> [SET EXERCISE]:
Make an exact copy of the entries below.
=== DATA PROVIDED ===
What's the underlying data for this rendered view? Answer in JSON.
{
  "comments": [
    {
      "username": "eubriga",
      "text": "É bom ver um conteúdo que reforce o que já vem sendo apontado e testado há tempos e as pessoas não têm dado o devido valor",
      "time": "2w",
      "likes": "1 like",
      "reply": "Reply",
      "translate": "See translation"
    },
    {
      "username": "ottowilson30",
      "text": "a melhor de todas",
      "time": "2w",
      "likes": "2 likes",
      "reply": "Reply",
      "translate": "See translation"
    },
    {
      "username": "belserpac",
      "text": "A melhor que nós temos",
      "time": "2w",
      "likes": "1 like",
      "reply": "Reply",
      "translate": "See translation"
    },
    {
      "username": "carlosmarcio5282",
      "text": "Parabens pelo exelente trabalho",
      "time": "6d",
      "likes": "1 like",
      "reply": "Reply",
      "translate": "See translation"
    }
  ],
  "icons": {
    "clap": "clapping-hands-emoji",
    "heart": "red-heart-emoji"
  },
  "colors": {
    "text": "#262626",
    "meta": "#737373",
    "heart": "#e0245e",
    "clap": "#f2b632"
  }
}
===
> [OUTPUT BELOW]:
What's the underlying data for this rendered view? Answer in JSON.
{
  "comments": [
    {
      "username": "eubriga",
      "text": "É bom ver um conteúdo que reforce o que já vem sendo apontado e testado há tempos e as pessoas não têm dado o devido valor",
      "time": "2w",
      "likes": "1 like",
      "reply": "Reply",
      "translate": "See translation"
    },
    {
      "username": "ottowilson30",
      "text": "a melhor de todas",
      "time": "2w",
      "likes": "2 likes",
      "reply": "Reply",
      "translate": "See translation"
    },
    {
      "username": "belserpac",
      "text": "A melhor que nós temos",
      "time": "2w",
      "likes": "1 like",
      "reply": "Reply",
      "translate": "See translation"
    },
    {
      "username": "carlosmarcio5282",
      "text": "Parabens pelo exelente trabalho",
      "time": "6d",
      "likes": "1 like",
      "reply": "Reply",
      "translate": "See translation"
    }
  ],
  "icons": {
    "clap": "clapping-hands-emoji",
    "heart": "red-heart-emoji"
  },
  "colors": {
    "text": "#262626",
    "meta": "#737373",
    "heart": "#e0245e",
    "clap": "#f2b632"
  }
}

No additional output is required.